Ausgangstext:

Eine der größten Herausforderungen für junge Eltern: zu akzeptieren, dass das Leben, das sie vor dem Baby geführt haben, nun vorbei ist. Das ist besonders schwer für Mountainbiker, denn da geht es ja nicht nur um Sport, sondern um einen Lebensstil.

Die elterlichen Pflichten und Schuldgefühle, zusammen mit den unvermeidlichen Kompromissen mit dem Partner oder der Partnerin, reduzieren die Zeit, die man auf dem Bike verbringen kann, dramatisch. In den letzten Jahren hatte ich die meisten meiner Freunde den Post-Baby-Blues durchleben sehen, und nun war ich dran. Es ist nicht nur das Ende der unbeschwerten Zeit auf dem Bike, man verpasst auch die ganze soziale Seite, die Ausfahrten mit Freunden, die Wochenendtrips, die staubigen Trails, das Tageslicht, das Entdecken von neuen Orten, und – das ist das Schlimmste – plötzlich verbringt man mehr Zeit in sozialen Netzwerken und sieht die ganzen Bike-Fotos, die die Kumpels hochladen, und wie viel Spaß sie mit etwas haben, das euch entgeht. Man kann sich nicht um 18 Uhr mit Freunden zum Fahren treffen, denn um die Zeit heißt es „Baden“ und „Bett“; man kann nicht frühmorgens raus, denn da gibt’s gerade Frühstück oder der andere Elternteil hat Schlaf nachzuholen.


Aber ihr könnt eurem Kind nur dann die allerbesten Eltern sein, wenn ihr fit, entspannt und glücklich seid. Ihr seid es eurem Kind also schuldig, euch wieder in den Sattel zu schwingen und so oft wie möglich Rad zu fahren.

1.

Entspannte Trails könnt ihr mit eurem Kind fahren. Besorgt euch einen hochwertigen modernen Kindersitz, der ans Steuerrohr montiert wird, oder einen Kinderanhänger. Eine super Möglichkeit, Zeit auf dem Bike zu verbringen. Aber obwohl das als Mutter oder Vater sehr erfüllend ist, als Biker oder Bikerin wird es euch nicht reichen.

2.

Material:

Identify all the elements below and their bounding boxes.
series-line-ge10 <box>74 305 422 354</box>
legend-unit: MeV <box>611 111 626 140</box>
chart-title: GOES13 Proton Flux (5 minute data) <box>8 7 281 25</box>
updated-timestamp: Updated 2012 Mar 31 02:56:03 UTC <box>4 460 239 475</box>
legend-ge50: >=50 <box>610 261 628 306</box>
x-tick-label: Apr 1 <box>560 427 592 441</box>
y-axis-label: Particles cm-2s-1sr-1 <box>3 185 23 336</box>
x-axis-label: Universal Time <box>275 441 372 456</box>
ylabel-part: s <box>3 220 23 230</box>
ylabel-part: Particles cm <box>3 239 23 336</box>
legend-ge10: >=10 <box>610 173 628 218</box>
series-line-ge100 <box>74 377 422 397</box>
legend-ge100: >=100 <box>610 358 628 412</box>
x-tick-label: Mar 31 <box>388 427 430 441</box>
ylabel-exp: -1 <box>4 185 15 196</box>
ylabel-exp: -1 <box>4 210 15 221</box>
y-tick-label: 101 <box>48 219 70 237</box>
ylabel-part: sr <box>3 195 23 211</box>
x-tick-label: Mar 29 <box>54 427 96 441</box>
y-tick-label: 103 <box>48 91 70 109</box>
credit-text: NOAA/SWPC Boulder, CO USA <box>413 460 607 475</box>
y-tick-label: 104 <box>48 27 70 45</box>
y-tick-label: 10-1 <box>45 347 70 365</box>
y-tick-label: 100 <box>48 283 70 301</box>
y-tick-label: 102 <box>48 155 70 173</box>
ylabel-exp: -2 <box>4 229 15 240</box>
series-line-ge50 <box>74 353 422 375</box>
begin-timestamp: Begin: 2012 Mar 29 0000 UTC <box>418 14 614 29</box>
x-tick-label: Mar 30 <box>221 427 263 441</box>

Aufgaben:
1/ Fasse den Text über Mountainbiker als Eltern in zwei Sätzen zusammen.
2/ Nenne alle Dinge, die der Text über Mountainbiker als Eltern unmittelbar nach „die ganze soziale Seite“ bis zum Gedankenstrich aufzählt.
3/ Schreibe den Text über Mountainbiker als Eltern ab dem Punkt „2.“ weiter.
Das Material wird für die Aufgaben nicht gebraucht.

Lösungen:
1/ Für Mountainbiker ist es als junge Eltern besonders schwer, das Ende ihres früheren Lebens zu akzeptieren: Pflichten, Schuldgefühle und Kompromisse mit dem Partner oder der Partnerin verringern die Zeit auf dem Bike drastisch, und auch die soziale Seite geht verloren. Weil man nur fit, entspannt und glücklich die besten Eltern sein kann, sollte man so oft wie möglich wieder fahren, etwa auf entspannten Trails mit Kindersitz oder Kinderanhänger, was Bikern allein aber nicht reicht.

2/
- die Ausfahrten mit Freunden
- die Wochenendtrips
- die staubigen Trails
- das Tageslicht
- das Entdecken von neuen Orten

3/
Ab aufs E-MTB! Vereinfacht ausgedrückt ist ein E-MTB eine Zeitmaschine für Mountainbiker mit chronischen Einschränkungen – es kann nämlich Zeit und Entfernungen komprimieren. Man kann problemlos 25 km in 90 Minuten fahren, oder 20 km, wenn man nur eine Stunde in der Mittagspause hat; fast das Doppelte, was wahrscheinlich auf eurem alten Bike geht. Ein E-MTB wird euch zurück ins Bike-Nirvana bringen, das wiederzuerlangen ihr kaum noch zu hoffen gewagt hattet.

Ein genialer Plan ist die halbe Miete

Wenn ihr E-MTB fahren wollt, müsst ihr erst mal eins kaufen, was nicht immer einfach ist, wenn man bedenkt, dass die Erschaffung neuen menschlichen Lebens ja auch höhere Kosten und ein geringeres Einkommen mit sich bringt. Erst mal müsst ihr also bei eurer besseren Hälfte Überzeugungsarbeit leisten (sofern diese nicht selber Mountainbike fährt). Die beste Begründung für den Kauf eines E-MTBs ist, dass es euch fit hält und ihr damit in einer besseren körperlichen Verfassung seid, das kleine Monster großzuziehen. Der nächste Vorwand – ups, sorry, Grund – ein E-MTB zu kaufen, ist, euch in Form zu bringen und den „Papa-Körper“ wieder loszuwerden, den ihr durch monatelangen Schlaf- und Sportmangel und hastig reingestopftes Fast Food entwickelt habt. Sobald ihr von eurer Partnerin auch nur die leiseste positive Reaktion erzielt, müsst ihr sehr regelmäßig mit Andeutungen und Hinweisen nachlegen: „Weißt du, was ich gestern gesehen habe …“ oder „Weißt du, was vielleicht auch eine gute Idee wäre?“ und dann sucht ihr euch für den Familienausflug einen Ort, wo es einen E-MTB-Laden gibt, und meldet euch zu einer Probefahrt oder zwei an, und boom!

Herzlichen Glückwunsch, ihr seid nun mitten in dem Prozess, an dessen Ende hoffentlich ein funkelndes neues E-MTB auf euch wartet. Oder die Scheidung.

Heute ist der erste Tag vom Rest eures neuen Lebens

Wenn euer Partner/eure Partnerin auch Mountainbike fährt (ihr Glücklichen!), dann sollte es theoretisch wesentlich einfacher sein, ein E-MTB zu rechtfertigen. Sollte die Reaktion trotzdem mäßig begeistert ausfallen, dann schlagt doch einfach vor, es euch zu teilen: Wenn ihr auch nur halbwegs ähnlich groß seid, bekommt ihr mit dieser einfachen Lösung euer Bike, und ihr könnt auch beide so schnell wie möglich wieder fahren und euch gut fühlen. Und wenn ihr dann richtig angefixt seid, könnt ihr später immer noch ein zweites kaufen.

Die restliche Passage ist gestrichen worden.